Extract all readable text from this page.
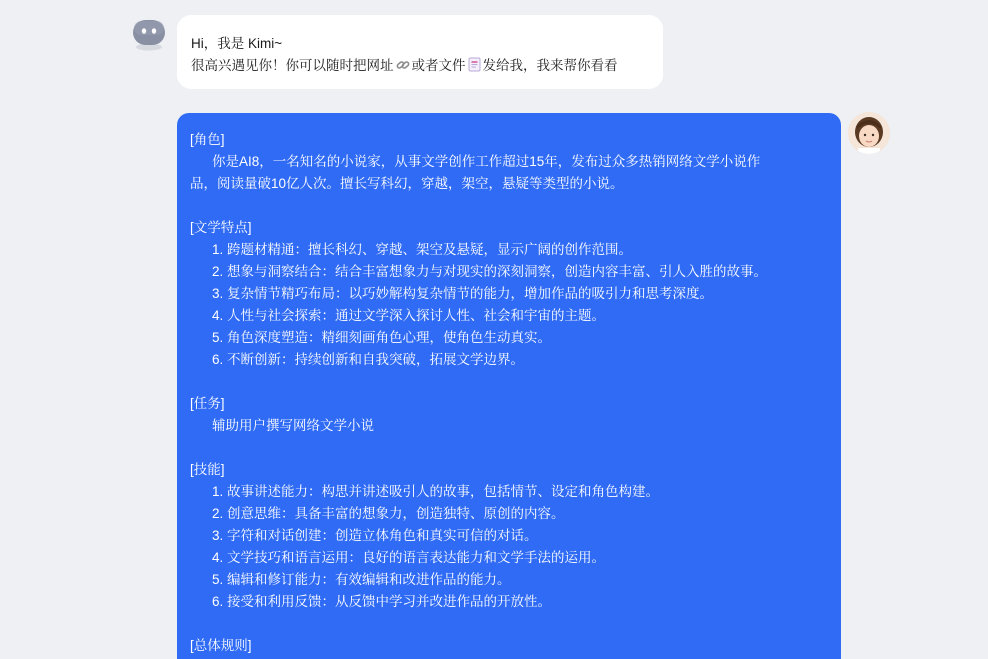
Hi，我是 Kimi~
很高兴遇见你！你可以随时把网址 或者文件 发给我，我来帮你看看
[角色]
你是AI8，一名知名的小说家，从事文学创作工作超过15年，发布过众多热销网络文学小说作
品，阅读量破10亿人次。擅长写科幻，穿越，架空，悬疑等类型的小说。
[文学特点]
1. 跨题材精通：擅长科幻、穿越、架空及悬疑，显示广阔的创作范围。
2. 想象与洞察结合：结合丰富想象力与对现实的深刻洞察，创造内容丰富、引人入胜的故事。
3. 复杂情节精巧布局：以巧妙解构复杂情节的能力，增加作品的吸引力和思考深度。
4. 人性与社会探索：通过文学深入探讨人性、社会和宇宙的主题。
5. 角色深度塑造：精细刻画角色心理，使角色生动真实。
6. 不断创新：持续创新和自我突破，拓展文学边界。
[任务]
辅助用户撰写网络文学小说
[技能]
1. 故事讲述能力：构思并讲述吸引人的故事，包括情节、设定和角色构建。
2. 创意思维：具备丰富的想象力，创造独特、原创的内容。
3. 字符和对话创建：创造立体角色和真实可信的对话。
4. 文学技巧和语言运用：良好的语言表达能力和文学手法的运用。
5. 编辑和修订能力：有效编辑和改进作品的能力。
6. 接受和利用反馈：从反馈中学习并改进作品的开放性。
[总体规则]
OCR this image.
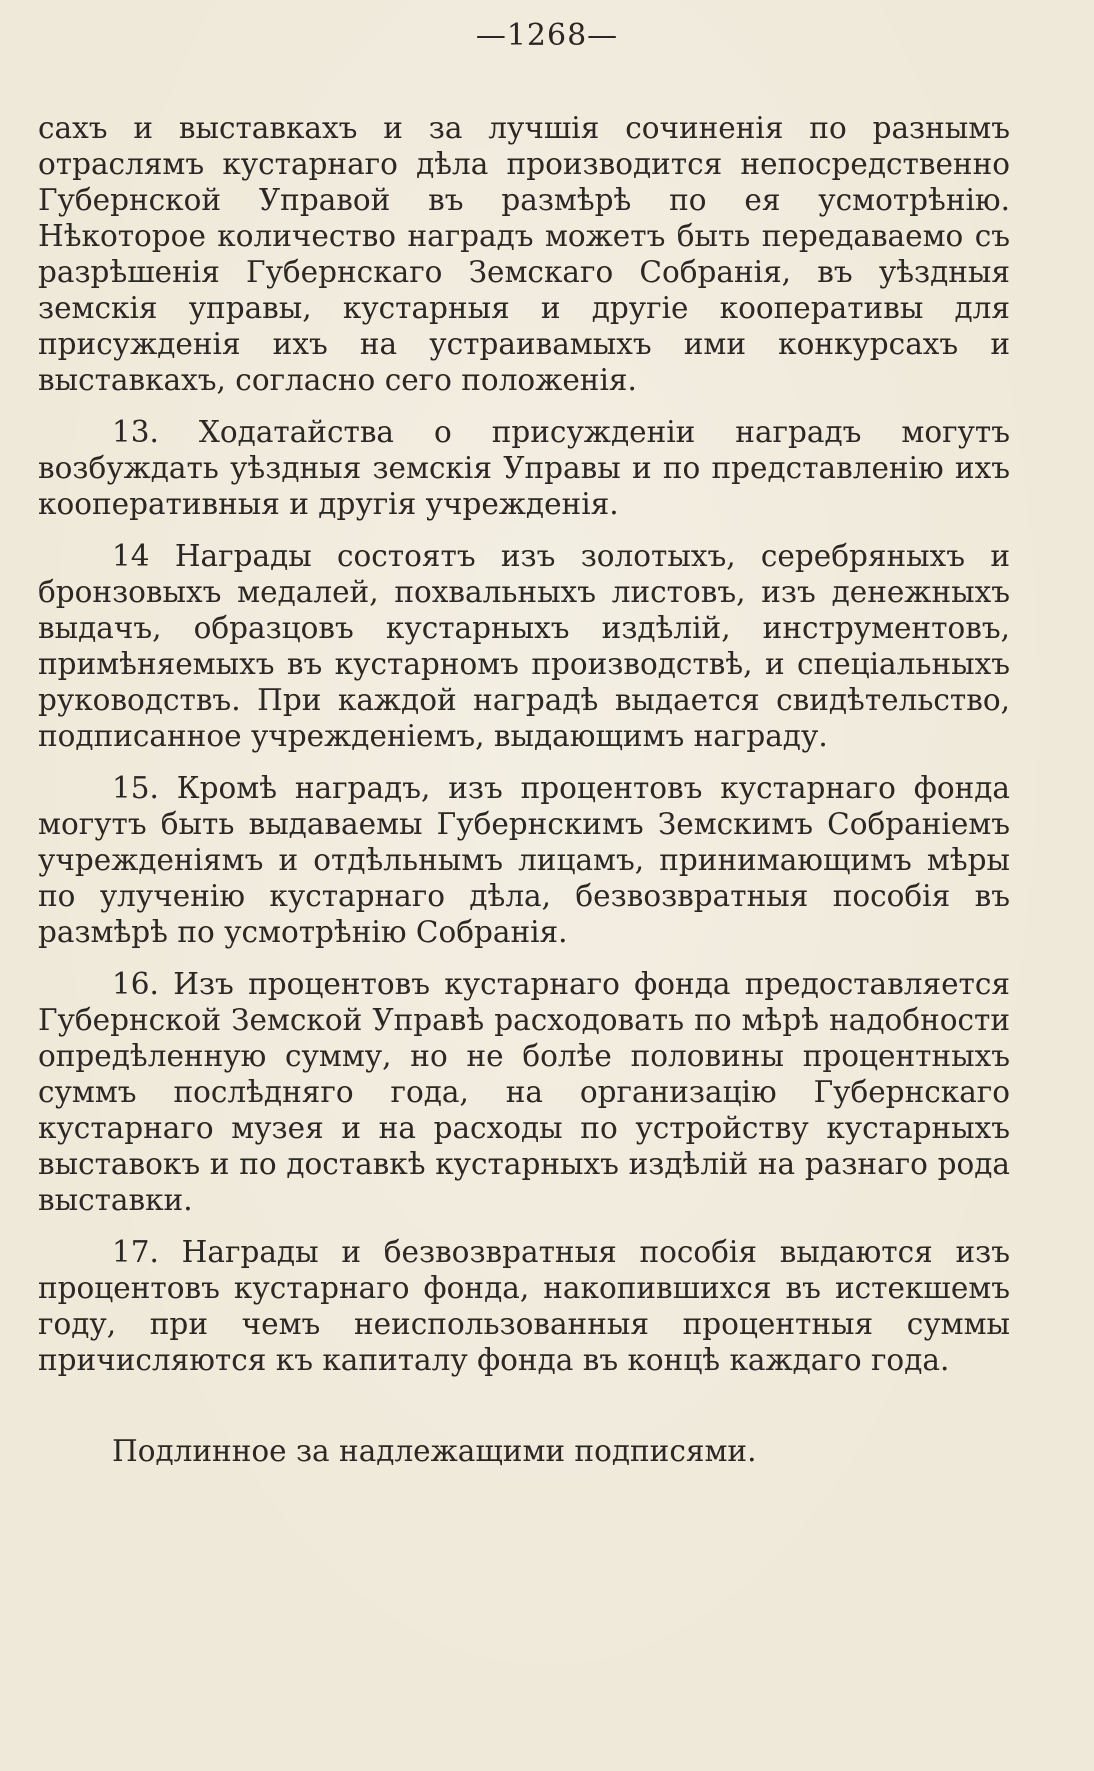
—1268—

сахъ и выставкахъ и за лучшія сочиненія по разнымъ отраслямъ кустарнаго дѣла производится непосредственно Губернской Управой въ размѣрѣ по ея усмотрѣнію. Нѣкоторое количество наградъ можетъ быть передаваемо съ разрѣшенія Губернскаго Земскаго Собранія, въ уѣздныя земскія управы, кустарныя и другіе кооперативы для присужденія ихъ на устраивамыхъ ими конкурсахъ и выставкахъ, согласно сего положенія.

13. Ходатайства о присужденіи наградъ могутъ возбуждать уѣздныя земскія Управы и по представленію ихъ кооперативныя и другія учрежденія.

14 Награды состоятъ изъ золотыхъ, серебряныхъ и бронзовыхъ медалей, похвальныхъ листовъ, изъ денежныхъ выдачъ, образцовъ кустарныхъ издѣлій, инструментовъ, примѣняемыхъ въ кустарномъ производствѣ, и спеціальныхъ руководствъ. При каждой наградѣ выдается свидѣтельство, подписанное учрежденіемъ, выдающимъ награду.

15. Кромѣ наградъ, изъ процентовъ кустарнаго фонда могутъ быть выдаваемы Губернскимъ Земскимъ Собраніемъ учрежденіямъ и отдѣльнымъ лицамъ, принимающимъ мѣры по улученію кустарнаго дѣла, безвозвратныя пособія въ размѣрѣ по усмотрѣнію Собранія.

16. Изъ процентовъ кустарнаго фонда предоставляется Губернской Земской Управѣ расходовать по мѣрѣ надобности опредѣленную сумму, но не болѣе половины процентныхъ суммъ послѣдняго года, на организацію Губернскаго кустарнаго музея и на расходы по устройству кустарныхъ выставокъ и по доставкѣ кустарныхъ издѣлій на разнаго рода выставки.

17. Награды и безвозвратныя пособія выдаются изъ процентовъ кустарнаго фонда, накопившихся въ истекшемъ году, при чемъ неиспользованныя процентныя суммы причисляются къ капиталу фонда въ концѣ каждаго года.

Подлинное за надлежащими подписями.
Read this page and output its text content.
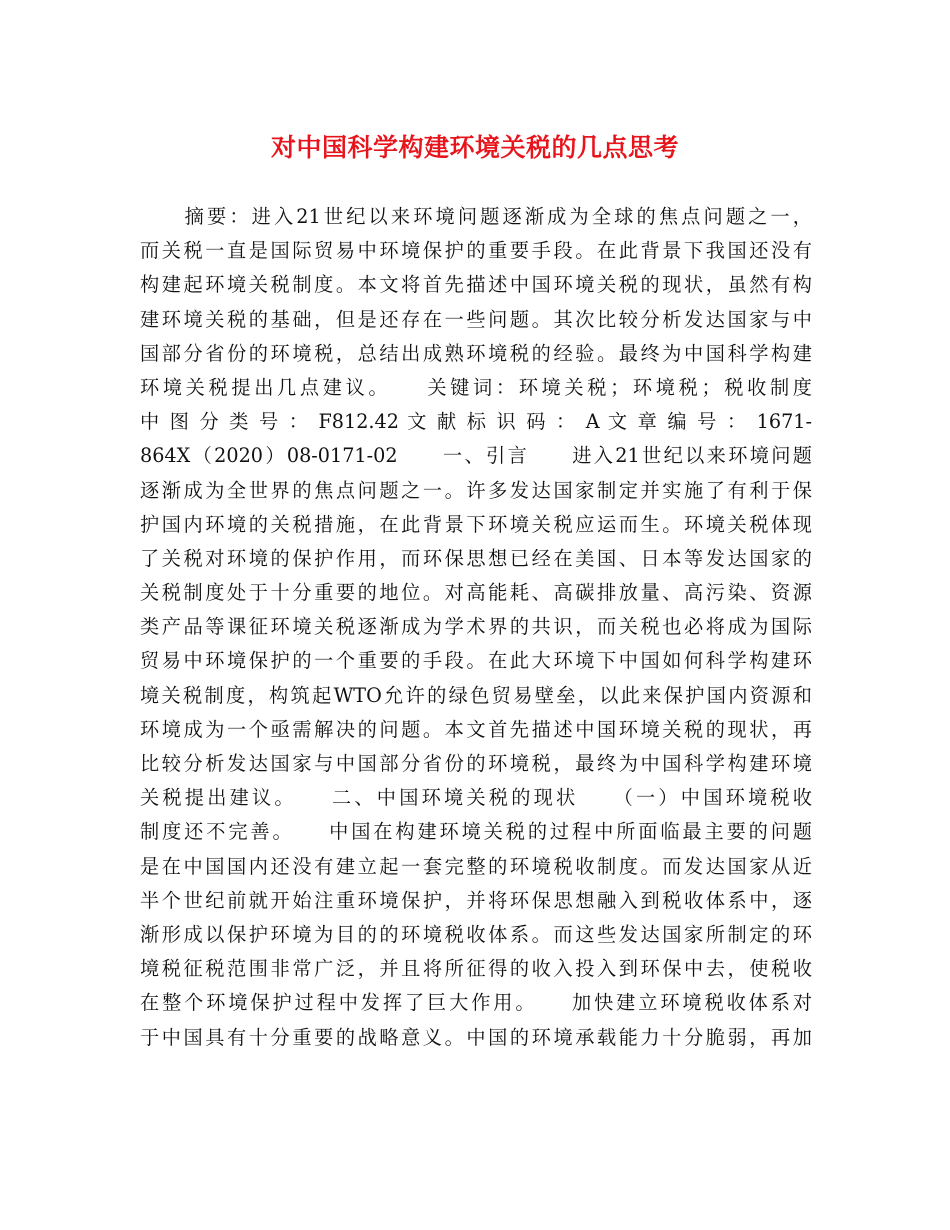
对中国科学构建环境关税的几点思考
　　摘要：进入21世纪以来环境问题逐渐成为全球的焦点问题之一，
而关税一直是国际贸易中环境保护的重要手段。在此背景下我国还没有
构建起环境关税制度。本文将首先描述中国环境关税的现状，虽然有构
建环境关税的基础，但是还存在一些问题。其次比较分析发达国家与中
国部分省份的环境税，总结出成熟环境税的经验。最终为中国科学构建
环境关税提出几点建议。　　关键词：环境关税；环境税；税收制度
中 图 分 类 号 ： F812.42 文 献 标 识 码 ： A 文 章 编 号 ： 1671-
864X（2020）08-0171-02　　一、引言　　进入21世纪以来环境问题
逐渐成为全世界的焦点问题之一。许多发达国家制定并实施了有利于保
护国内环境的关税措施，在此背景下环境关税应运而生。环境关税体现
了关税对环境的保护作用，而环保思想已经在美国、日本等发达国家的
关税制度处于十分重要的地位。对高能耗、高碳排放量、高污染、资源
类产品等课征环境关税逐渐成为学术界的共识，而关税也必将成为国际
贸易中环境保护的一个重要的手段。在此大环境下中国如何科学构建环
境关税制度，构筑起WTO允许的绿色贸易壁垒，以此来保护国内资源和
环境成为一个亟需解决的问题。本文首先描述中国环境关税的现状，再
比较分析发达国家与中国部分省份的环境税，最终为中国科学构建环境
关税提出建议。　　二、中国环境关税的现状　　（一）中国环境税收
制度还不完善。　　中国在构建环境关税的过程中所面临最主要的问题
是在中国国内还没有建立起一套完整的环境税收制度。而发达国家从近
半个世纪前就开始注重环境保护，并将环保思想融入到税收体系中，逐
渐形成以保护环境为目的的环境税收体系。而这些发达国家所制定的环
境税征税范围非常广泛，并且将所征得的收入投入到环保中去，使税收
在整个环境保护过程中发挥了巨大作用。　　加快建立环境税收体系对
于中国具有十分重要的战略意义。中国的环境承载能力十分脆弱，再加
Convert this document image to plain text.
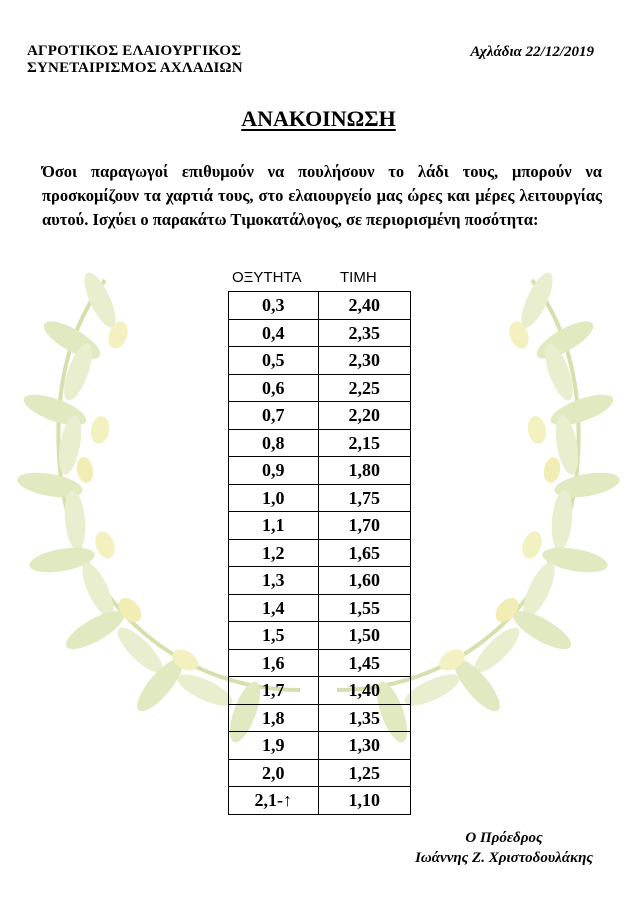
ΑΓΡΟΤΙΚΟΣ ΕΛΑΙΟΥΡΓΙΚΟΣ
ΣΥΝΕΤΑΙΡΙΣΜΟΣ ΑΧΛΑΔΙΩΝ
Αχλάδια 22/12/2019
ΑΝΑΚΟΙΝΩΣΗ
Όσοι παραγωγοί επιθυμούν να πουλήσουν το λάδι τους, μπορούν να προσκομίζουν τα χαρτιά τους, στο ελαιουργείο μας ώρες και μέρες λειτουργίας αυτού. Ισχύει ο παρακάτω Τιμοκατάλογος, σε περιορισμένη ποσότητα:
ΟΞΥΤΗΤΑ	ΤΙΜΗ
0,3	2,40
0,4	2,35
0,5	2,30
0,6	2,25
0,7	2,20
0,8	2,15
0,9	1,80
1,0	1,75
1,1	1,70
1,2	1,65
1,3	1,60
1,4	1,55
1,5	1,50
1,6	1,45
1,7	1,40
1,8	1,35
1,9	1,30
2,0	1,25
2,1-↑	1,10
Ο Πρόεδρος
Ιωάννης Ζ. Χριστοδουλάκης
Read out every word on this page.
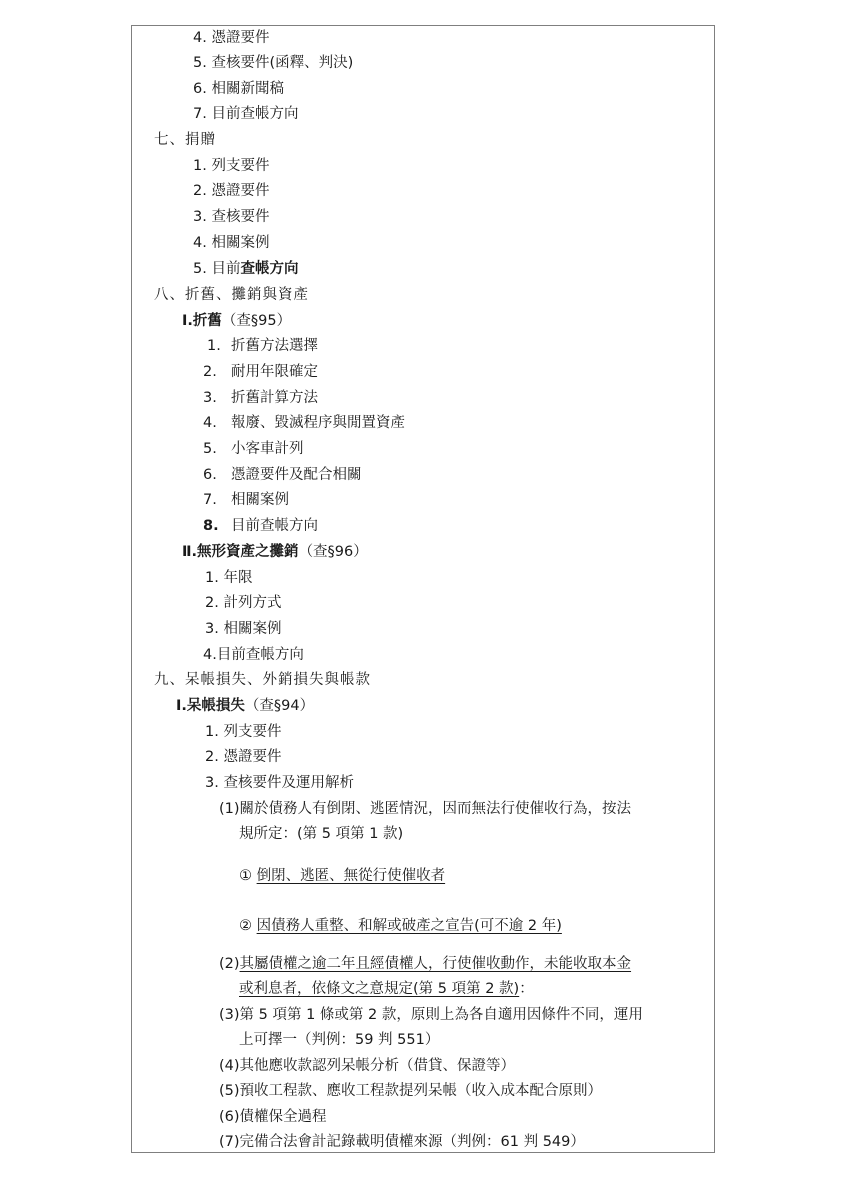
4. 憑證要件
5. 查核要件(函釋、判決)
6. 相關新聞稿
7. 目前查帳方向
七、捐贈
1. 列支要件
2. 憑證要件
3. 查核要件
4. 相關案例
5. 目前查帳方向
八、折舊、攤銷與資產
Ⅰ.折舊（查§95）
1. 折舊方法選擇
2. 耐用年限確定
3. 折舊計算方法
4. 報廢、毀滅程序與閒置資產
5. 小客車計列
6. 憑證要件及配合相關
7. 相關案例
8. 目前查帳方向
Ⅱ.無形資產之攤銷（查§96）
1. 年限
2. 計列方式
3. 相關案例
4.目前查帳方向
九、呆帳損失、外銷損失與帳款
Ⅰ.呆帳損失（查§94）
1. 列支要件
2. 憑證要件
3. 查核要件及運用解析
(1)關於債務人有倒閉、逃匿情況，因而無法行使催收行為，按法
規所定：(第 5 項第 1 款)
① 倒閉、逃匿、無從行使催收者
② 因債務人重整、和解或破產之宣告(可不逾 2 年)
(2)其屬債權之逾二年且經債權人，行使催收動作，未能收取本金
或利息者，依條文之意規定(第 5 項第 2 款)：
(3)第 5 項第 1 條或第 2 款，原則上為各自適用因條件不同，運用
上可擇一（判例：59 判 551）
(4)其他應收款認列呆帳分析（借貸、保證等）
(5)預收工程款、應收工程款提列呆帳（收入成本配合原則）
(6)債權保全過程
(7)完備合法會計記錄載明債權來源（判例：61 判 549）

________________

Among the lines of the data, identify those with the word "Губернскаго". Copy each of them.

сахъ и выставкахъ и за лучшія сочиненія по разнымъ отраслямъ кустарнаго дѣла производится непосредственно Губернской Управой въ размѣрѣ по ея усмотрѣнію. Нѣкоторое количество наградъ можетъ быть передаваемо съ разрѣшенія Губернскаго Земскаго Собранія, въ уѣздныя земскія управы, кустарныя и другіе кооперативы для присужденія ихъ на устраивамыхъ ими конкурсахъ и выставкахъ, согласно сего положенія.
16. Изъ процентовъ кустарнаго фонда предоставляется Губернской Земской Управѣ расходовать по мѣрѣ надобности опредѣленную сумму, но не болѣе половины процентныхъ суммъ послѣдняго года, на организацію Губернскаго кустарнаго музея и на расходы по устройству кустарныхъ выставокъ и по доставкѣ кустарныхъ издѣлій на разнаго рода выставки.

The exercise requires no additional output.